## WORK TO COMPLETE
In the data below, locate each line with the word "color" and list it.

───

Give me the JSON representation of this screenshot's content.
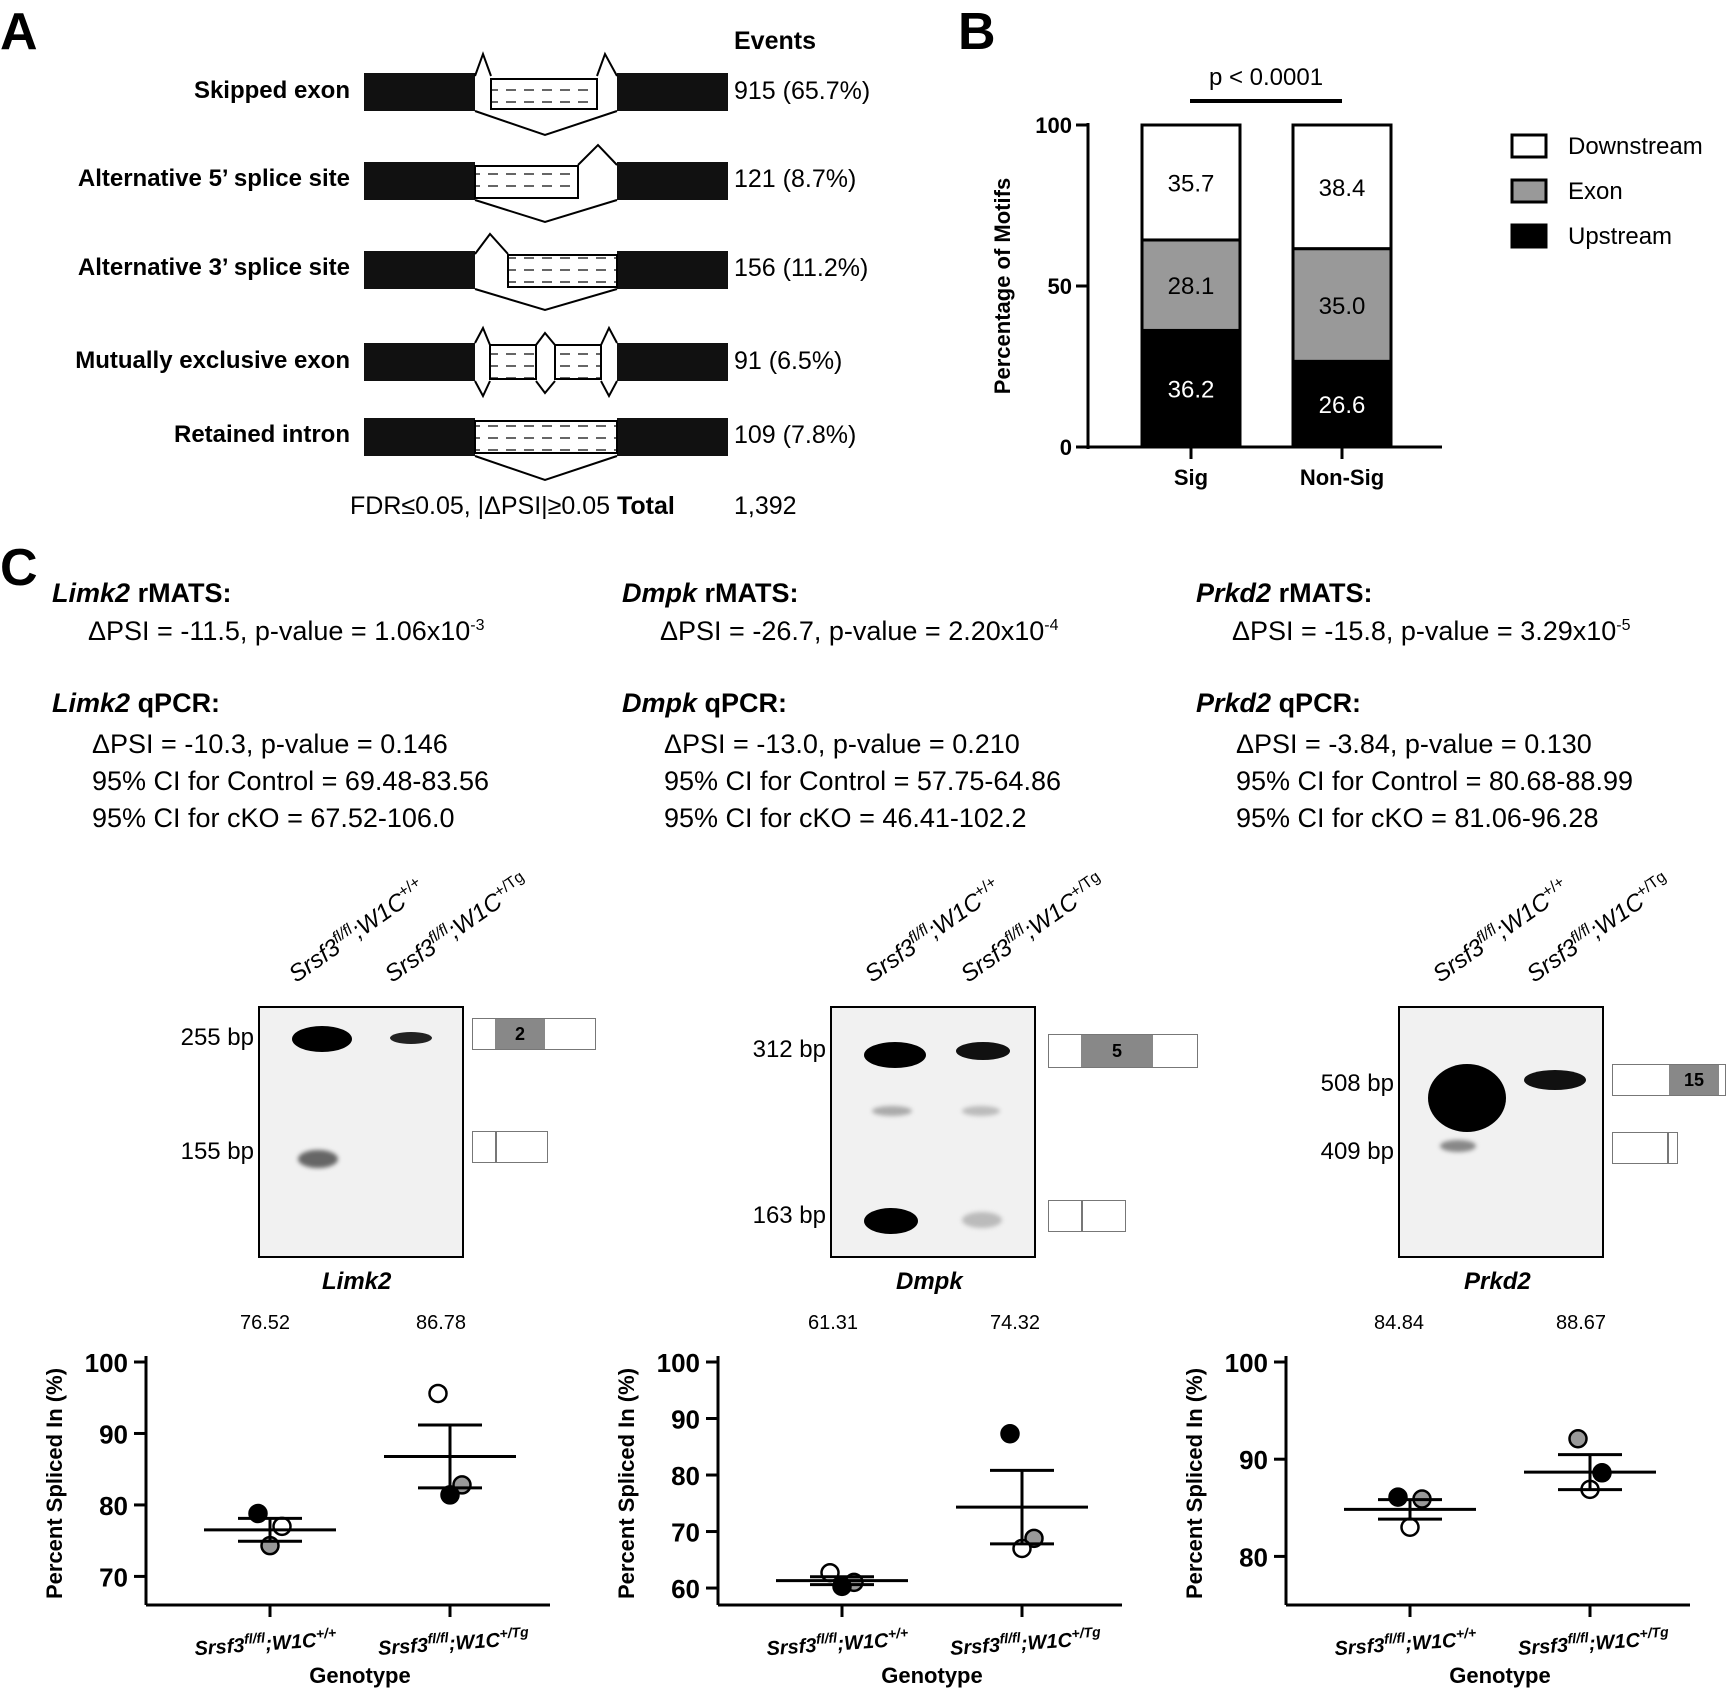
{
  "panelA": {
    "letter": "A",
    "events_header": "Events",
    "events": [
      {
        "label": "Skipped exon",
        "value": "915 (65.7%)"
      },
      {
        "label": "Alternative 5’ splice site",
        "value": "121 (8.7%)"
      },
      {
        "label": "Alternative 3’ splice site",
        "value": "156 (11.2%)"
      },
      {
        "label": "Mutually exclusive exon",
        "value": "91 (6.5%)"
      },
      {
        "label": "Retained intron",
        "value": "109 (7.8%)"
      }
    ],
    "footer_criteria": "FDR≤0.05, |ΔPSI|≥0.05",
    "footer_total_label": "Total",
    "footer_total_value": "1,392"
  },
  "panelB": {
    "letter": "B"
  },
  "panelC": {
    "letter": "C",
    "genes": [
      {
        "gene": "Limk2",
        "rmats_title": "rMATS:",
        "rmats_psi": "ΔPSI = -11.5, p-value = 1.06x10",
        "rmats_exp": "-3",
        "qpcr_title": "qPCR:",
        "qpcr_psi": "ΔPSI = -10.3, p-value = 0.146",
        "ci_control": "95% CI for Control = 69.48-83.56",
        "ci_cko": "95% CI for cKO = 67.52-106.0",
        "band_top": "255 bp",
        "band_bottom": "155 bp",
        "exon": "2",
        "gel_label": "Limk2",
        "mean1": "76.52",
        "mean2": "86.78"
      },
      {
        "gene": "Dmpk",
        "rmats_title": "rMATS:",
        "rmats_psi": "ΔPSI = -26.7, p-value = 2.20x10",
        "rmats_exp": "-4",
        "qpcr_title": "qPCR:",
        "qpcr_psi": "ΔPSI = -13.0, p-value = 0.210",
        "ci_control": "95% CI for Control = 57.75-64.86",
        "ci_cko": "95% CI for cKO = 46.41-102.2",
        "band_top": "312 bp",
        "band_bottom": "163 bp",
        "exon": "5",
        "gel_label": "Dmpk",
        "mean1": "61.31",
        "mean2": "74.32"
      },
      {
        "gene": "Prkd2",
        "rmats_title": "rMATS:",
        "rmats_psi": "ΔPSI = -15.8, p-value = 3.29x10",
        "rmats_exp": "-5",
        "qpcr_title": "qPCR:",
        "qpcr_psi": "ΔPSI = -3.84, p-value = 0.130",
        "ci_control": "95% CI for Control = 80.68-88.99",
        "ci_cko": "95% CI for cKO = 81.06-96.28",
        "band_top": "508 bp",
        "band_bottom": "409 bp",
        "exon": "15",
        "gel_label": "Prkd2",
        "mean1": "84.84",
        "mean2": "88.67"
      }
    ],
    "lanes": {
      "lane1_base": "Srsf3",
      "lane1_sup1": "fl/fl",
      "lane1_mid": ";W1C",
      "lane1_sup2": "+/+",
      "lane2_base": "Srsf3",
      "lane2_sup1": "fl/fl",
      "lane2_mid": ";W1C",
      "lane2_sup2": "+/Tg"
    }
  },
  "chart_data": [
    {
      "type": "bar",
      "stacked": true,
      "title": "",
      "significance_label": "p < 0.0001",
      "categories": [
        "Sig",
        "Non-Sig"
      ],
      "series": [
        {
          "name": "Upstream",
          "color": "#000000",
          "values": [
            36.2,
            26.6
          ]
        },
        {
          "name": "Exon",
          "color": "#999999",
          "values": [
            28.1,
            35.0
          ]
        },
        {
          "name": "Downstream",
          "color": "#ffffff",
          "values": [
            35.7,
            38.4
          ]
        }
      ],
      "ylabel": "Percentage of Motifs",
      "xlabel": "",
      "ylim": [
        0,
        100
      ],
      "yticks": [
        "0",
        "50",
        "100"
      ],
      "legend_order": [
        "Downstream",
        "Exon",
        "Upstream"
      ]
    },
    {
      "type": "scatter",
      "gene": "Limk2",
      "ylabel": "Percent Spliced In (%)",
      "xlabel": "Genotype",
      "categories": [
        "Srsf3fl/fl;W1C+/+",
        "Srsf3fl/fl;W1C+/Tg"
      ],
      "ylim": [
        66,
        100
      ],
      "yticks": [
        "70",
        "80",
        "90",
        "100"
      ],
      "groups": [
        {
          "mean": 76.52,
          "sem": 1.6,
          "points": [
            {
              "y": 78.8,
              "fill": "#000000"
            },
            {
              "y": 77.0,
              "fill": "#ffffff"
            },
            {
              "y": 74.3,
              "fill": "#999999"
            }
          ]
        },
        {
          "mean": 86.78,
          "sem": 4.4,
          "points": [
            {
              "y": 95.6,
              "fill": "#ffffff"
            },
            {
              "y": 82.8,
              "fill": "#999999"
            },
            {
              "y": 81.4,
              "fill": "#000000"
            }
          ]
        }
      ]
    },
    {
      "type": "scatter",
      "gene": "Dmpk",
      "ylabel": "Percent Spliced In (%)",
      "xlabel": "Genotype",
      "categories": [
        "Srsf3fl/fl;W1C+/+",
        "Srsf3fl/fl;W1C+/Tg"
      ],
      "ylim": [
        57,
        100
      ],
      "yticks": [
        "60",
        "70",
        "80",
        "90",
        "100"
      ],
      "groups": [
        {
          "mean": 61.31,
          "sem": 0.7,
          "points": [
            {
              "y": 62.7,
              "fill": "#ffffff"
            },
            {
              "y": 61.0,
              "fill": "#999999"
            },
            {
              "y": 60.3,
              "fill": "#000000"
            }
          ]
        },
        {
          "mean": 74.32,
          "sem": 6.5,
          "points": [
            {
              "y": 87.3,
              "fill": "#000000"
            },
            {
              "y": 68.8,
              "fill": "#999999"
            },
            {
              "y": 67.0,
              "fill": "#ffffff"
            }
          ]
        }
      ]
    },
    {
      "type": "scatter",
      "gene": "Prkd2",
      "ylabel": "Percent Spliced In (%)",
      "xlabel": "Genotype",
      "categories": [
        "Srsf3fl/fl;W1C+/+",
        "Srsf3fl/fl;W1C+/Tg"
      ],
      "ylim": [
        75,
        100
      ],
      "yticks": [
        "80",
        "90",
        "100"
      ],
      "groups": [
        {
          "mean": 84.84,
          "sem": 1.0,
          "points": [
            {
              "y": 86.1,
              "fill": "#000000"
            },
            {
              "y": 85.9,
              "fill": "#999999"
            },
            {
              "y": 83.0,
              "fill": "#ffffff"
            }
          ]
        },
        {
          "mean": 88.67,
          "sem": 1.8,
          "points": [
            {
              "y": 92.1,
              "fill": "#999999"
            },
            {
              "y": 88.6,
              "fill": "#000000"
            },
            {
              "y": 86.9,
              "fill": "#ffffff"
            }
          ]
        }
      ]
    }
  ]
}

───

## WRITTEN SOLUTION
          "color": "#000000",
          "color": "#999999",
          "color": "#ffffff",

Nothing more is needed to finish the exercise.